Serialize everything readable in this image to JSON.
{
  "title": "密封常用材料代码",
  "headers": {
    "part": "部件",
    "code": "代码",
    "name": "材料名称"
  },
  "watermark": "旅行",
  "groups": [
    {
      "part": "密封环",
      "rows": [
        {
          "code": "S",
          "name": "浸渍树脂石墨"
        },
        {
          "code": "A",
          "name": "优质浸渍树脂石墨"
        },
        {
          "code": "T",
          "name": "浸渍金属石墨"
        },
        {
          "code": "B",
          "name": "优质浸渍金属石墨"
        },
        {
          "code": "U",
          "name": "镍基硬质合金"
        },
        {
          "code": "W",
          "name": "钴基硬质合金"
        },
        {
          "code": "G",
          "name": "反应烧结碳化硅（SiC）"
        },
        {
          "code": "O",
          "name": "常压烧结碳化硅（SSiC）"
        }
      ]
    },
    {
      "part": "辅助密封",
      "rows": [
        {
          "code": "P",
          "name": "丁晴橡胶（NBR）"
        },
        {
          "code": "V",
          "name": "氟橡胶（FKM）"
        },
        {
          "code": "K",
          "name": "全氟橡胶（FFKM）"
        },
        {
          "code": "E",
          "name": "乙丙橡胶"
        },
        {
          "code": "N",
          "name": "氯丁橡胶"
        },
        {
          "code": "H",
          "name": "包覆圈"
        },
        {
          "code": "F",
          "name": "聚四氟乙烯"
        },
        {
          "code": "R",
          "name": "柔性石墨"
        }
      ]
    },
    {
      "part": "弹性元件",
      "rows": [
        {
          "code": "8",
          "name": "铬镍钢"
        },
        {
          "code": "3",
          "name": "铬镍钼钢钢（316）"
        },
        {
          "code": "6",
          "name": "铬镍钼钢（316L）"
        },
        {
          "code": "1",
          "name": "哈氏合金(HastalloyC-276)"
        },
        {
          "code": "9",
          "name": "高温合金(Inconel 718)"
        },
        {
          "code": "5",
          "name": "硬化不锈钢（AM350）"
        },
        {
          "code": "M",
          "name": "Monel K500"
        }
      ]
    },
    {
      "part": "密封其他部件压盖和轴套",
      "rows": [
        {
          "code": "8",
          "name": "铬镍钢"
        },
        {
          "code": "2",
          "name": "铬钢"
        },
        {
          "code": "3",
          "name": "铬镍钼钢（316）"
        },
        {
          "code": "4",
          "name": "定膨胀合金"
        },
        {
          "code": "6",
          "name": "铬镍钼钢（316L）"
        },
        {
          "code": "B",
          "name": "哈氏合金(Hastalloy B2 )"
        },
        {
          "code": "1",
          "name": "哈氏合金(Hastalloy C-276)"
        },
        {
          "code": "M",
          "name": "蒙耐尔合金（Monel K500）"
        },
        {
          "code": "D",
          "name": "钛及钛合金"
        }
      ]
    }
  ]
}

**Exercise:** Copy out each line of the entries that holds "part".

**Expected answer:**
    "part": "部件",
      "part": "密封环",
      "part": "辅助密封",
      "part": "弹性元件",
      "part": "密封其他部件压盖和轴套",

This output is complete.